> **Consignes**
(A) Dans le texte sur l'accident du travail de l'ambulancier, par quel acte l'assureur Loi a-t-il saisi le Tribunal du travail de Bruxelles ?
(B) Prolongez le texte sur l'accident du travail de l'ambulancier à partir de sa dernière phrase.

> **Texte à lire**
·····

Un ambulancier fut victime d’un accident du travail en 1987 est tomba aussitôt en incapacité de travail (lombalgies).

Il retomba en incapacité à deux reprises, durant quinze mois et demi en 2004-2005 et plus de quatre ans (2006-2010) ensuite.

Entre-temps, l’assureur Loi avait saisi le Tribunal du travail de Bruxelles par une citation du 23 avril 1997.

Le dossier ne bougea pas jusqu’en 2009 et le tribunal du travail rendit un jugement le 15 novembre 2011, jugement dont l’intéressé interjeta appel.

Après avoir désigné un expert, la cour vide sa saisine dans son arrêt du 12 avril 2021. Entre temps, l’intéressé est décédé en cours de procédure et ses ayants droit sont à la cause.

La décision de la cour

La cour reprend les éléments restés utiles pour trancher le litige, sur la base des éléments du rapport d’expertise, constatant que la très longue période d’inaction des parties a rendu la reconstitution des faits fort difficile.

Elle note cependant que dans l’année qui a suivi l’accident, la victime avait lancé sa propre entreprise et exercé d’autres emplois. Elle avait également eu d’autres accidents et s’était retrouvée en incapacité de travail, notamment pour discopathies, celles-ci étant en lien causal avec l’accident du travail en cause.

·····

> **Données enregistrées**

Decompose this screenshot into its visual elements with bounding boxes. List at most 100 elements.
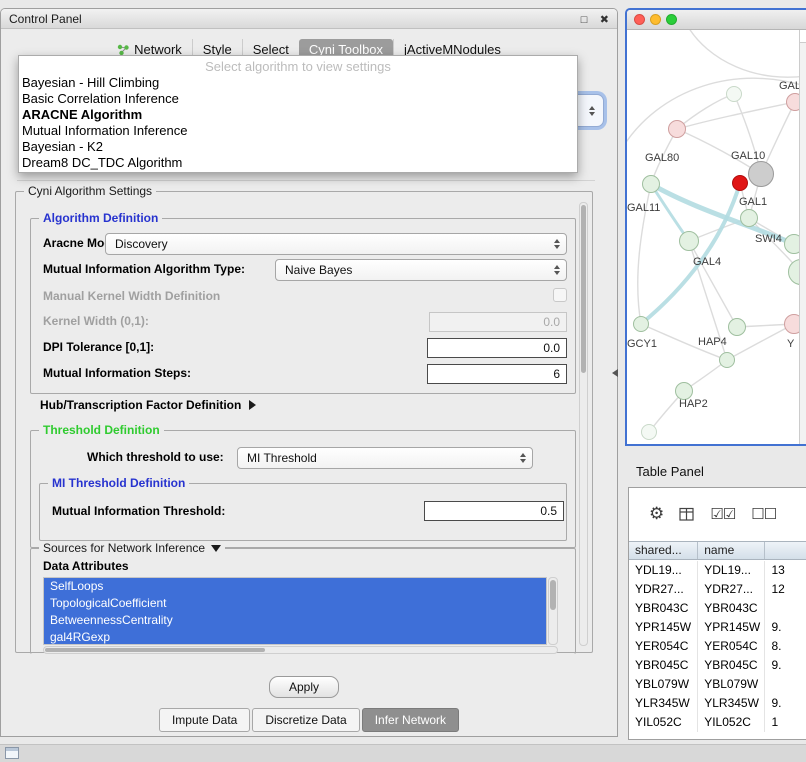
table-row[interactable]: YDR27... YDR27... 12 bbox=[629, 580, 806, 599]
combobox-value: MI Threshold bbox=[247, 451, 317, 465]
list-horizontal-scrollbar[interactable] bbox=[43, 646, 558, 654]
network-node-gal11[interactable] bbox=[642, 175, 660, 193]
network-node-gal4[interactable] bbox=[679, 231, 699, 251]
which-threshold-combobox[interactable]: MI Threshold bbox=[237, 447, 533, 469]
deselect-all-checkboxes-icon[interactable]: ☐☐ bbox=[751, 505, 776, 523]
cell[interactable]: YER054C bbox=[698, 637, 765, 656]
group-legend: Algorithm Definition bbox=[43, 211, 158, 225]
minimize-traffic-light[interactable] bbox=[650, 14, 661, 25]
taskbar-window-icon[interactable] bbox=[5, 747, 19, 759]
network-node-gal10[interactable] bbox=[748, 161, 774, 187]
network-node-red[interactable] bbox=[732, 175, 748, 191]
list-item[interactable]: BetweennessCentrality bbox=[44, 612, 546, 629]
cell[interactable]: YDL19... bbox=[629, 561, 698, 580]
sources-toggle[interactable]: Sources for Network Inference bbox=[39, 541, 225, 555]
network-node[interactable] bbox=[641, 424, 657, 440]
table-row[interactable]: YBL079W YBL079W bbox=[629, 675, 806, 694]
table-row[interactable]: YIL052C YIL052C 1 bbox=[629, 713, 806, 732]
cell[interactable]: YIL052C bbox=[698, 713, 765, 732]
list-item[interactable]: gal4RGexp bbox=[44, 629, 546, 645]
aracne-mode-combobox[interactable]: Discovery bbox=[105, 233, 567, 255]
cell[interactable]: 9. bbox=[765, 694, 806, 713]
list-item[interactable]: TopologicalCoefficient bbox=[44, 595, 546, 612]
cell[interactable]: YDL19... bbox=[698, 561, 765, 580]
cell[interactable]: 8. bbox=[765, 637, 806, 656]
network-node-gal80[interactable] bbox=[668, 120, 686, 138]
cell[interactable]: YBR045C bbox=[698, 656, 765, 675]
columns-icon[interactable] bbox=[679, 507, 694, 522]
dropdown-item[interactable]: Mutual Information Inference bbox=[19, 123, 577, 139]
mi-type-combobox[interactable]: Naive Bayes bbox=[275, 259, 567, 281]
cell[interactable]: YDR27... bbox=[629, 580, 698, 599]
float-window-icon[interactable]: □ bbox=[581, 10, 588, 30]
sources-legend: Sources for Network Inference bbox=[43, 541, 205, 555]
control-panel-titlebar[interactable]: Control Panel □ ✖ bbox=[1, 9, 617, 29]
column-header-name[interactable]: name bbox=[698, 542, 765, 559]
network-node[interactable] bbox=[728, 318, 746, 336]
network-node-hap4[interactable] bbox=[719, 352, 735, 368]
cell[interactable] bbox=[765, 599, 806, 618]
node-label: Y bbox=[787, 338, 794, 350]
cell[interactable]: 12 bbox=[765, 580, 806, 599]
panel-splitter-arrow[interactable] bbox=[612, 369, 618, 377]
table-row[interactable]: YLR345W YLR345W 9. bbox=[629, 694, 806, 713]
cell[interactable]: 9. bbox=[765, 618, 806, 637]
network-vertical-scrollbar[interactable] bbox=[799, 30, 806, 444]
hub-definition-toggle[interactable]: Hub/Transcription Factor Definition bbox=[40, 398, 256, 412]
cell[interactable]: YPR145W bbox=[698, 618, 765, 637]
cell[interactable]: YBR043C bbox=[698, 599, 765, 618]
mi-steps-input[interactable]: 6 bbox=[427, 364, 567, 384]
tab-impute-data[interactable]: Impute Data bbox=[159, 708, 250, 732]
cell[interactable]: YDR27... bbox=[698, 580, 765, 599]
settings-scrollbar[interactable] bbox=[579, 202, 588, 646]
table-row[interactable]: YDL19... YDL19... 13 bbox=[629, 561, 806, 580]
kernel-width-label: Kernel Width (0,1): bbox=[43, 314, 149, 328]
cell[interactable]: 9. bbox=[765, 656, 806, 675]
cell[interactable]: YLR345W bbox=[698, 694, 765, 713]
cell[interactable]: YIL052C bbox=[629, 713, 698, 732]
cell[interactable]: YER054C bbox=[629, 637, 698, 656]
dropdown-item[interactable]: Basic Correlation Inference bbox=[19, 91, 577, 107]
table-row[interactable]: YPR145W YPR145W 9. bbox=[629, 618, 806, 637]
zoom-traffic-light[interactable] bbox=[666, 14, 677, 25]
group-legend: MI Threshold Definition bbox=[52, 476, 185, 490]
tab-discretize-data[interactable]: Discretize Data bbox=[252, 708, 359, 732]
tab-infer-network[interactable]: Infer Network bbox=[362, 708, 459, 732]
network-node-gal1[interactable] bbox=[740, 209, 758, 227]
network-window-titlebar[interactable] bbox=[627, 10, 806, 30]
mi-threshold-input[interactable]: 0.5 bbox=[424, 501, 564, 521]
column-header-shared[interactable]: shared... bbox=[629, 542, 698, 559]
table-toolbar: ⚙ ☑☑ ☐☐ bbox=[629, 488, 806, 540]
cell[interactable] bbox=[765, 675, 806, 694]
dpi-tolerance-input[interactable]: 0.0 bbox=[427, 338, 567, 358]
dropdown-item-selected[interactable]: ARACNE Algorithm bbox=[19, 107, 577, 123]
table-row[interactable]: YBR043C YBR043C bbox=[629, 599, 806, 618]
table-row[interactable]: YER054C YER054C 8. bbox=[629, 637, 806, 656]
apply-button[interactable]: Apply bbox=[269, 676, 339, 698]
column-header-extra[interactable] bbox=[765, 542, 806, 559]
network-node-gcy1[interactable] bbox=[633, 316, 649, 332]
network-canvas[interactable]: GAL GAL80 GAL10 GAL11 GAL1 SWI4 GAL4 GCY… bbox=[627, 30, 806, 444]
cell[interactable]: YBL079W bbox=[629, 675, 698, 694]
cell[interactable]: YLR345W bbox=[629, 694, 698, 713]
cell[interactable]: YBL079W bbox=[698, 675, 765, 694]
dropdown-item[interactable]: Bayesian - Hill Climbing bbox=[19, 75, 577, 91]
list-vertical-scrollbar[interactable] bbox=[548, 577, 558, 645]
select-all-checkboxes-icon[interactable]: ☑☑ bbox=[710, 505, 735, 523]
list-item[interactable]: SelfLoops bbox=[44, 578, 546, 595]
dropdown-item[interactable]: Dream8 DC_TDC Algorithm bbox=[19, 155, 577, 171]
close-traffic-light[interactable] bbox=[634, 14, 645, 25]
network-node[interactable] bbox=[726, 86, 742, 102]
manual-kernel-checkbox[interactable] bbox=[553, 288, 567, 302]
cell[interactable]: 13 bbox=[765, 561, 806, 580]
gear-icon[interactable]: ⚙ bbox=[649, 504, 663, 524]
cell[interactable]: YBR043C bbox=[629, 599, 698, 618]
cell[interactable]: 1 bbox=[765, 713, 806, 732]
cell[interactable]: YPR145W bbox=[629, 618, 698, 637]
table-row[interactable]: YBR045C YBR045C 9. bbox=[629, 656, 806, 675]
cell[interactable]: YBR045C bbox=[629, 656, 698, 675]
kernel-width-input[interactable]: 0.0 bbox=[429, 312, 567, 332]
node-label: GAL1 bbox=[739, 196, 767, 208]
dropdown-item[interactable]: Bayesian - K2 bbox=[19, 139, 577, 155]
close-window-icon[interactable]: ✖ bbox=[600, 10, 609, 30]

·····

> **Corrigé**
(A) Par une citation du 23 avril 1997.

(B)
Vu les diverses périodes d’incapacité de travail (près de 4 mois après l’accident, ainsi que deux longues périodes, la première survenant dix-sept ans après celui-ci et la dernière encore deux ans plus tard), se pose la question de la fixation de la date de consolidation. La cour en rappelle la définition étant qu’il s’agit du moment où l’existence et le degré d’incapacité de travail prennent un caractère de permanence, c’est-à-dire la date à partir de laquelle les séquelles de l’accident n’évoluent plus ou si faiblement que, selon toute vraisemblance, il n’y a plus d’amélioration ou de détérioration significative à prévoir en ce qui concerne la capacité de la victime sur le marché général du travail.

L’expert ayant retenu plusieurs phases d’aggravation des séquelles de l’accident du 25 juin 1987 à partir de 2004 et une stabilisation le 31 décembre 2010, la cour retient cette date comme étant celle de la consolidation des lésions. Elle précise que la très longue période durant laquelle aucune évolution n’est documentée n’empêche pas de constater au moment où elle statue sur les conséquences de l’accident du travail que les séquelles ont évolué après la fin de la première période d’incapacité, date à laquelle l’expert a proposé de consolider. Elle ne retient pas cette proposition, au motif de la survenance des aggravations ci-dessus.

Elle souligne que le caractère inhabituel - voire anormal - que présente la fixation d’une date de consolidation après une période de stabilité de quinze ans suivie d’une aggravation est la conséquence des choix procéduraux ou des négligences procédurales des parties et qu’il ne se justifie pas qu’elle s’écarte de la notion juridique de consolidation.

Pour ce qui est du taux d’IPP (50%) il est retenu par la cour, s’agissant du taux qui avait été proposé par l’expert. Il en va de même des périodes d’incapacité temporaire, celles-ci étant retenues comme étant en lien de relation causal total ou partiel avec l’accident.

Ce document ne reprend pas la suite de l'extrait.